■ **Your task**:
Count how many lines in the material below hold the word "JSON"; the reply is that number alone.

■ **Dataset**:
⁂

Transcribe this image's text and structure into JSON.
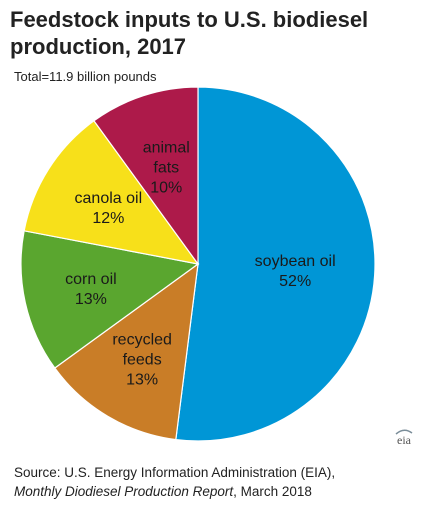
{
  "chart_data": {
    "type": "pie",
    "title_lines": [
      "Feedstock inputs to U.S. biodiesel",
      "production, 2017"
    ],
    "subtitle": "Total=11.9 billion pounds",
    "slices": [
      {
        "label_lines": [
          "soybean oil"
        ],
        "pct_label": "52%",
        "value": 52,
        "color": "#0096d6",
        "text_color": "#1a1a1a"
      },
      {
        "label_lines": [
          "recycled",
          "feeds"
        ],
        "pct_label": "13%",
        "value": 13,
        "color": "#c97d27",
        "text_color": "#1a1a1a"
      },
      {
        "label_lines": [
          "corn oil"
        ],
        "pct_label": "13%",
        "value": 13,
        "color": "#5aa62f",
        "text_color": "#1a1a1a"
      },
      {
        "label_lines": [
          "canola oil"
        ],
        "pct_label": "12%",
        "value": 12,
        "color": "#f7e01a",
        "text_color": "#1a1a1a"
      },
      {
        "label_lines": [
          "animal",
          "fats"
        ],
        "pct_label": "10%",
        "value": 10,
        "color": "#ad1a4a",
        "text_color": "#1a1a1a"
      }
    ]
  },
  "source": {
    "line1": "Source: U.S. Energy Information Administration (EIA),",
    "report": "Monthly Diodiesel Production Report",
    "date": ", March 2018"
  },
  "logo_text": "eia",
  "colors": {
    "background": "#ffffff",
    "slice_border": "#ffffff"
  }
}
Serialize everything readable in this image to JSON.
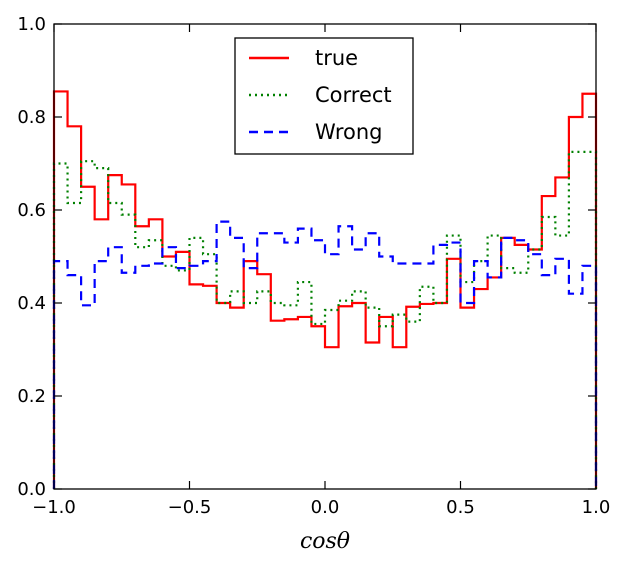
{
  "chart_data": {
    "type": "histogram-step",
    "title": "",
    "xlabel": "cosθ",
    "ylabel": "",
    "xlim": [
      -1.0,
      1.0
    ],
    "ylim": [
      0.0,
      1.0
    ],
    "bins": 40,
    "bin_width": 0.05,
    "x_ticks": [
      -1.0,
      -0.5,
      0.0,
      0.5,
      1.0
    ],
    "x_tick_labels": [
      "−1.0",
      "−0.5",
      "0.0",
      "0.5",
      "1.0"
    ],
    "y_ticks": [
      0.0,
      0.2,
      0.4,
      0.6,
      0.8,
      1.0
    ],
    "y_tick_labels": [
      "0.0",
      "0.2",
      "0.4",
      "0.6",
      "0.8",
      "1.0"
    ],
    "legend_position": "top-center",
    "series": [
      {
        "name": "true",
        "color": "#ff0000",
        "style": "solid",
        "values": [
          0.855,
          0.78,
          0.65,
          0.58,
          0.675,
          0.655,
          0.565,
          0.58,
          0.5,
          0.51,
          0.44,
          0.437,
          0.4,
          0.39,
          0.49,
          0.462,
          0.362,
          0.365,
          0.37,
          0.35,
          0.305,
          0.393,
          0.4,
          0.315,
          0.37,
          0.305,
          0.392,
          0.398,
          0.4,
          0.495,
          0.39,
          0.43,
          0.455,
          0.54,
          0.525,
          0.515,
          0.63,
          0.67,
          0.8,
          0.85
        ]
      },
      {
        "name": "Correct",
        "color": "#008000",
        "style": "dotted",
        "values": [
          0.7,
          0.615,
          0.705,
          0.69,
          0.615,
          0.59,
          0.52,
          0.535,
          0.48,
          0.47,
          0.54,
          0.505,
          0.4,
          0.425,
          0.4,
          0.425,
          0.4,
          0.395,
          0.445,
          0.355,
          0.385,
          0.405,
          0.425,
          0.39,
          0.35,
          0.375,
          0.36,
          0.435,
          0.4,
          0.545,
          0.445,
          0.49,
          0.545,
          0.475,
          0.465,
          0.515,
          0.585,
          0.545,
          0.725,
          0.725
        ]
      },
      {
        "name": "Wrong",
        "color": "#0000ff",
        "style": "dashed",
        "values": [
          0.49,
          0.46,
          0.395,
          0.49,
          0.52,
          0.465,
          0.48,
          0.485,
          0.52,
          0.475,
          0.48,
          0.49,
          0.575,
          0.54,
          0.475,
          0.55,
          0.55,
          0.53,
          0.56,
          0.535,
          0.505,
          0.565,
          0.515,
          0.55,
          0.5,
          0.485,
          0.485,
          0.485,
          0.525,
          0.53,
          0.4,
          0.49,
          0.455,
          0.54,
          0.535,
          0.505,
          0.46,
          0.495,
          0.42,
          0.48
        ]
      }
    ]
  }
}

⁂

■ **Result below**:
2